───── Provided records ─────
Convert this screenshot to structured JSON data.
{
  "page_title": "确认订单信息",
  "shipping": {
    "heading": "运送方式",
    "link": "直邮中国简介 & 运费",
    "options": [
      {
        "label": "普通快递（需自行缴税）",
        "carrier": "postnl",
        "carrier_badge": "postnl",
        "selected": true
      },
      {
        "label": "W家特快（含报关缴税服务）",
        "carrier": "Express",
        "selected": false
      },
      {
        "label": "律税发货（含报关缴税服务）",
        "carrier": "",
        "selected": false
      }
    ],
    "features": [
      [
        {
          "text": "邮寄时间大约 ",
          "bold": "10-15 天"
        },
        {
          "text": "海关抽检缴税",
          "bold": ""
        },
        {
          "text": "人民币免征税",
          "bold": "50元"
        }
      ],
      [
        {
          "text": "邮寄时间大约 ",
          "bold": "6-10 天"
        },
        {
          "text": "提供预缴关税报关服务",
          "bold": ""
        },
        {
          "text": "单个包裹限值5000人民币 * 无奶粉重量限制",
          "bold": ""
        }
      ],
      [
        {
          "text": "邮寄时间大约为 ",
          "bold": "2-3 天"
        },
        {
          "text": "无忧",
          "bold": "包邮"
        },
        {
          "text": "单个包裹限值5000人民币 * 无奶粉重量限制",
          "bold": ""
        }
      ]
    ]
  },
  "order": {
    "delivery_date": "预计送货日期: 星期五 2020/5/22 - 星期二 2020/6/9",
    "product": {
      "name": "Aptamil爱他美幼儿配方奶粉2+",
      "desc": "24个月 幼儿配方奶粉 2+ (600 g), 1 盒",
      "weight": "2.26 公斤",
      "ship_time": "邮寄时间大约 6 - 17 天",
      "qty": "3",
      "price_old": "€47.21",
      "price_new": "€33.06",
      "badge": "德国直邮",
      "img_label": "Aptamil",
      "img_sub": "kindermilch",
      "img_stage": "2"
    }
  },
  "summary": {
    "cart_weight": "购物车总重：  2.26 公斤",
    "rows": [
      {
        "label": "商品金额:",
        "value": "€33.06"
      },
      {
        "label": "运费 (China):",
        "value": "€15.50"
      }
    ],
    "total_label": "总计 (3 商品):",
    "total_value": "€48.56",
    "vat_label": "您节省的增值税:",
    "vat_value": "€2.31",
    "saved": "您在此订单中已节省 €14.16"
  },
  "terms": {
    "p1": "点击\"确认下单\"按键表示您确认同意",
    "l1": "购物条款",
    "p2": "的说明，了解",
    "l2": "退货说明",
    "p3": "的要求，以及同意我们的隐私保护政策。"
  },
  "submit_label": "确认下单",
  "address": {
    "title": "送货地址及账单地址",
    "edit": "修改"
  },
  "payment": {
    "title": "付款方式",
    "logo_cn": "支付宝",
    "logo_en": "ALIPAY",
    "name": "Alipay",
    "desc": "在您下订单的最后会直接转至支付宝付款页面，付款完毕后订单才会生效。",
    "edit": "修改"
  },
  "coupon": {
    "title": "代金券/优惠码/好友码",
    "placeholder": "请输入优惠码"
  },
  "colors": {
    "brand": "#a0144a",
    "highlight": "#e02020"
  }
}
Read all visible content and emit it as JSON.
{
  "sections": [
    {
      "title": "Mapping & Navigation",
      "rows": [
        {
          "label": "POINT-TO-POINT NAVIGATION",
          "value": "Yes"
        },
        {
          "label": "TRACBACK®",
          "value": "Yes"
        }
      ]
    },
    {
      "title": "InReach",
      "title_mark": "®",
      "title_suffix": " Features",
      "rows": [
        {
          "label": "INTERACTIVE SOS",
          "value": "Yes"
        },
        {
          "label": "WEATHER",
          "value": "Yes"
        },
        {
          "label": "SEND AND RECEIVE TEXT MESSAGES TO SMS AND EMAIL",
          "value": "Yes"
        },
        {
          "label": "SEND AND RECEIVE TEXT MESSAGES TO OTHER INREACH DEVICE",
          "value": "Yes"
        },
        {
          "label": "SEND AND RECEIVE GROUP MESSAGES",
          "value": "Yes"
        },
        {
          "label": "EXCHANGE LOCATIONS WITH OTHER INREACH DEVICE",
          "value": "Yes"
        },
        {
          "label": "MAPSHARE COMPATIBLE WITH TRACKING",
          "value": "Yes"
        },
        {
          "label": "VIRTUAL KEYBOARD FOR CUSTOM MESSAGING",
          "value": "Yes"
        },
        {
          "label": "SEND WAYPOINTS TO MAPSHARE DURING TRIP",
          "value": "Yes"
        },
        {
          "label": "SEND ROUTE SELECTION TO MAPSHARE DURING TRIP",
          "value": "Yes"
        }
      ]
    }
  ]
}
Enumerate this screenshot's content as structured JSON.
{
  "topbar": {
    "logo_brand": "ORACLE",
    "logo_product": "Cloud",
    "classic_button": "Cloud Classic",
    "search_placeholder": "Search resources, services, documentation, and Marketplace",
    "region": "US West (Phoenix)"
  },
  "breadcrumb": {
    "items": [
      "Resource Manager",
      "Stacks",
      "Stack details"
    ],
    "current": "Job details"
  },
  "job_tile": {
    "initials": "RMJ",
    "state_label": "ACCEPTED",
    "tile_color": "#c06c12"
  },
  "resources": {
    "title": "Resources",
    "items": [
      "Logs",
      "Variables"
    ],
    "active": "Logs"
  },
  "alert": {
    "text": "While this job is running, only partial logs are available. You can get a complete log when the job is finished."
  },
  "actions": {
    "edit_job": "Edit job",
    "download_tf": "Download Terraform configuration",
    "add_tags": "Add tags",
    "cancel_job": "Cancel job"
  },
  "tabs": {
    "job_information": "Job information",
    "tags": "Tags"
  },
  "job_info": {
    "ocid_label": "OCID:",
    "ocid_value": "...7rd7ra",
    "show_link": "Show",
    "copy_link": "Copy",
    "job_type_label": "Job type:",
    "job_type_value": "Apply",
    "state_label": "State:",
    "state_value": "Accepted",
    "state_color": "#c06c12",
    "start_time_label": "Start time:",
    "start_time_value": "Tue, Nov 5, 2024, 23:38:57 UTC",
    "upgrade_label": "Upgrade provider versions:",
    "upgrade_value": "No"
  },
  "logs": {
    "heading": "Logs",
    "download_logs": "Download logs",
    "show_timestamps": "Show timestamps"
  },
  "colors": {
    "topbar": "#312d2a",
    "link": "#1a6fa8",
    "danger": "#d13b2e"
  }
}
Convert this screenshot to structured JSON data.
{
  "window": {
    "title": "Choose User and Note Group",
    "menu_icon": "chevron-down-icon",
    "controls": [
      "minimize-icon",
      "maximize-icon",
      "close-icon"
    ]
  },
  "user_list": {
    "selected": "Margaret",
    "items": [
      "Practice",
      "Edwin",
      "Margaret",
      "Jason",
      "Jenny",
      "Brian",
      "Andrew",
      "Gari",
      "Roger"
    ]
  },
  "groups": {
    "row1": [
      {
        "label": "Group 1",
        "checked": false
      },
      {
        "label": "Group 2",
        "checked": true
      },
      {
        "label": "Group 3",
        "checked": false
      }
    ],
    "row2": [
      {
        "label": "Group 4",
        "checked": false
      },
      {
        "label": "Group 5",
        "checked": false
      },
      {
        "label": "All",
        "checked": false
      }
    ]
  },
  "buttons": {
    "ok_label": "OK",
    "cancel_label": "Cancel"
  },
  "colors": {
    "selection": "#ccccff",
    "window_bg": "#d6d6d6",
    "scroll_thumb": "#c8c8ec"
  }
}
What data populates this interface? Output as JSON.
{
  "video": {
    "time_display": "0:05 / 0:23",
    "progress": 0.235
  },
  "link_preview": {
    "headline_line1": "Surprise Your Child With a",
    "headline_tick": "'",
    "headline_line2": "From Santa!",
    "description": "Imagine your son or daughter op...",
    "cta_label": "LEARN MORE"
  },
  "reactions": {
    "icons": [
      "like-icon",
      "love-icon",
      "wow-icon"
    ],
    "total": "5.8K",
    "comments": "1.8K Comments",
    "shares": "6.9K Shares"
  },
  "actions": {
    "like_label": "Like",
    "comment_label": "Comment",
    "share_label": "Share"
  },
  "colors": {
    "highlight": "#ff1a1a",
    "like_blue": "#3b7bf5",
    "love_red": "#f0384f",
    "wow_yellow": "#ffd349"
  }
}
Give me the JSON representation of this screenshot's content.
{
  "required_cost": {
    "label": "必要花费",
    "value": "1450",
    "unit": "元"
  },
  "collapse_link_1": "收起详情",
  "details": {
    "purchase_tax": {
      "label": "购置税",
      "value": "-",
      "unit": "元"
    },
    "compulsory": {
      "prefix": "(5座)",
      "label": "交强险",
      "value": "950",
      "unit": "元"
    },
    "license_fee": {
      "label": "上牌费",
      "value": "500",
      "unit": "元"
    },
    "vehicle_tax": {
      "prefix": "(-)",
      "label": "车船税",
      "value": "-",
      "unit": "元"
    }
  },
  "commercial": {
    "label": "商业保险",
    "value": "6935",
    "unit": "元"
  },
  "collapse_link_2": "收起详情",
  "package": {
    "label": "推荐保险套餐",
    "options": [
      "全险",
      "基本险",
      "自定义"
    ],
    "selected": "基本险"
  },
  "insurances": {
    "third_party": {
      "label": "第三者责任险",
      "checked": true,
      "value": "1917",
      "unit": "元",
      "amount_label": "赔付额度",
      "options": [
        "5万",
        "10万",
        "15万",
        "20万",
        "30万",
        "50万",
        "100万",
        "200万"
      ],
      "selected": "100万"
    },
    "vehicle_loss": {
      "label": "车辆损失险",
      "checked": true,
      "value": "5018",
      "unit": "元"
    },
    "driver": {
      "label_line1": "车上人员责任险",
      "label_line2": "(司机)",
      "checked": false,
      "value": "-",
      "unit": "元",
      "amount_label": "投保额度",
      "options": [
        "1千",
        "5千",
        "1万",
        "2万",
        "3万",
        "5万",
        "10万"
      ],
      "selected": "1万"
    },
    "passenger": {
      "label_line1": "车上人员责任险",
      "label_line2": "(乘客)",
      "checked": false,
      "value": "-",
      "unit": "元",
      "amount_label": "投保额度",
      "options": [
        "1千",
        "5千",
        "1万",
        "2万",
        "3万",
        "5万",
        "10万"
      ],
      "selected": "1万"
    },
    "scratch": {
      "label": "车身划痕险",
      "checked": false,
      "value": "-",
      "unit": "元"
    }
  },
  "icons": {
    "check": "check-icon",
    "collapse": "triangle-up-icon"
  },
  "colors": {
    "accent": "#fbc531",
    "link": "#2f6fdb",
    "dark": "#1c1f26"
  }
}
─────
Check each line of the records above for "content", and copy those that have it.

Answer for the task>
Read all visible content and emit it as JSON.
Enumerate this screenshot's content as structured JSON.
Give me the JSON representation of this screenshot's content.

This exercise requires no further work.